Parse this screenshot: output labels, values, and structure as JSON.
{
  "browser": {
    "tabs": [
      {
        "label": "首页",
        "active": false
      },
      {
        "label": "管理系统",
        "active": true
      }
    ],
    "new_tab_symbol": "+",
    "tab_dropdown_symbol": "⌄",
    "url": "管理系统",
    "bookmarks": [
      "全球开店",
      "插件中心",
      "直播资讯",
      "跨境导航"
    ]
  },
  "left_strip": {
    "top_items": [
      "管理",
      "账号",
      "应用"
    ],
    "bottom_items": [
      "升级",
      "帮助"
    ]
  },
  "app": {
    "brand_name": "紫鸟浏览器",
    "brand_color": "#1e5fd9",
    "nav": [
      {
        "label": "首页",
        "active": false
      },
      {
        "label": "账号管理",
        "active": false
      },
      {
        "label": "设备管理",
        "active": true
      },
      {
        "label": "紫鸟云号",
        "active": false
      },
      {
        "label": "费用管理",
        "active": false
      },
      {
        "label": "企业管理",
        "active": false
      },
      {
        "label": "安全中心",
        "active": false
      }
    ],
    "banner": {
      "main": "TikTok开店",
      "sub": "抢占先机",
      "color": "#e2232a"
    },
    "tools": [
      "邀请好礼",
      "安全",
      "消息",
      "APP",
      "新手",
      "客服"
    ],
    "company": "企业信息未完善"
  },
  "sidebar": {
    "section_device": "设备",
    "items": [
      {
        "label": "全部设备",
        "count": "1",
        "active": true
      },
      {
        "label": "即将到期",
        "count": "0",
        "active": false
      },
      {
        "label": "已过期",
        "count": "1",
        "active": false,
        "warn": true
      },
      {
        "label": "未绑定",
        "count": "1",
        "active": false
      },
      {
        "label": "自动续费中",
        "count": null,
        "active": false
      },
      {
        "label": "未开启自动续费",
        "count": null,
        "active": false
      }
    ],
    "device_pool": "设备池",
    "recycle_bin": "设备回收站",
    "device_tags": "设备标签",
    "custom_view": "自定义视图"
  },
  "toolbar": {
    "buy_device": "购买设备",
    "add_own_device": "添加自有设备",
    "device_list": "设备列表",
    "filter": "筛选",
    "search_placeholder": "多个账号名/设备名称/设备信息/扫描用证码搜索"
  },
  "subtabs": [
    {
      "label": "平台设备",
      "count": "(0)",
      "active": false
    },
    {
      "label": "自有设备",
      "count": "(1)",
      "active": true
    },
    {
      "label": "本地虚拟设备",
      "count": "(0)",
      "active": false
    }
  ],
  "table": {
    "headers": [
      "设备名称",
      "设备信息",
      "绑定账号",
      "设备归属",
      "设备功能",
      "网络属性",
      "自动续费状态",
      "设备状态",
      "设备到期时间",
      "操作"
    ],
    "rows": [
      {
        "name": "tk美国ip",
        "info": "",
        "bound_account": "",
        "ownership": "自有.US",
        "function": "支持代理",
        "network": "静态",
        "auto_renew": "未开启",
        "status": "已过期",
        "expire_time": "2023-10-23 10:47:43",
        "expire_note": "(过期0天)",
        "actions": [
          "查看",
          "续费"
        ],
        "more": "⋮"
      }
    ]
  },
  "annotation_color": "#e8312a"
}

···

### WHAT YOU NEED TO DO:
Each line of the material must be restated exactly.

### RESPONSE TO THIS EXERCISE:
Parse this screenshot: output labels, values, and structure as JSON.
{
  "browser": {
    "tabs": [
      {
        "label": "首页",
        "active": false
      },
      {
        "label": "管理系统",
        "active": true
      }
    ],
    "new_tab_symbol": "+",
    "tab_dropdown_symbol": "⌄",
    "url": "管理系统",
    "bookmarks": [
      "全球开店",
      "插件中心",
      "直播资讯",
      "跨境导航"
    ]
  },
  "left_strip": {
    "top_items": [
      "管理",
      "账号",
      "应用"
    ],
    "bottom_items": [
      "升级",
      "帮助"
    ]
  },
  "app": {
    "brand_name": "紫鸟浏览器",
    "brand_color": "#1e5fd9",
    "nav": [
      {
        "label": "首页",
        "active": false
      },
      {
        "label": "账号管理",
        "active": false
      },
      {
        "label": "设备管理",
        "active": true
      },
      {
        "label": "紫鸟云号",
        "active": false
      },
      {
        "label": "费用管理",
        "active": false
      },
      {
        "label": "企业管理",
        "active": false
      },
      {
        "label": "安全中心",
        "active": false
      }
    ],
    "banner": {
      "main": "TikTok开店",
      "sub": "抢占先机",
      "color": "#e2232a"
    },
    "tools": [
      "邀请好礼",
      "安全",
      "消息",
      "APP",
      "新手",
      "客服"
    ],
    "company": "企业信息未完善"
  },
  "sidebar": {
    "section_device": "设备",
    "items": [
      {
        "label": "全部设备",
        "count": "1",
        "active": true
      },
      {
        "label": "即将到期",
        "count": "0",
        "active": false
      },
      {
        "label": "已过期",
        "count": "1",
        "active": false,
        "warn": true
      },
      {
        "label": "未绑定",
        "count": "1",
        "active": false
      },
      {
        "label": "自动续费中",
        "count": null,
        "active": false
      },
      {
        "label": "未开启自动续费",
        "count": null,
        "active": false
      }
    ],
    "device_pool": "设备池",
    "recycle_bin": "设备回收站",
    "device_tags": "设备标签",
    "custom_view": "自定义视图"
  },
  "toolbar": {
    "buy_device": "购买设备",
    "add_own_device": "添加自有设备",
    "device_list": "设备列表",
    "filter": "筛选",
    "search_placeholder": "多个账号名/设备名称/设备信息/扫描用证码搜索"
  },
  "subtabs": [
    {
      "label": "平台设备",
      "count": "(0)",
      "active": false
    },
    {
      "label": "自有设备",
      "count": "(1)",
      "active": true
    },
    {
      "label": "本地虚拟设备",
      "count": "(0)",
      "active": false
    }
  ],
  "table": {
    "headers": [
      "设备名称",
      "设备信息",
      "绑定账号",
      "设备归属",
      "设备功能",
      "网络属性",
      "自动续费状态",
      "设备状态",
      "设备到期时间",
      "操作"
    ],
    "rows": [
      {
        "name": "tk美国ip",
        "info": "",
        "bound_account": "",
        "ownership": "自有.US",
        "function": "支持代理",
        "network": "静态",
        "auto_renew": "未开启",
        "status": "已过期",
        "expire_time": "2023-10-23 10:47:43",
        "expire_note": "(过期0天)",
        "actions": [
          "查看",
          "续费"
        ],
        "more": "⋮"
      }
    ]
  },
  "annotation_color": "#e8312a"
}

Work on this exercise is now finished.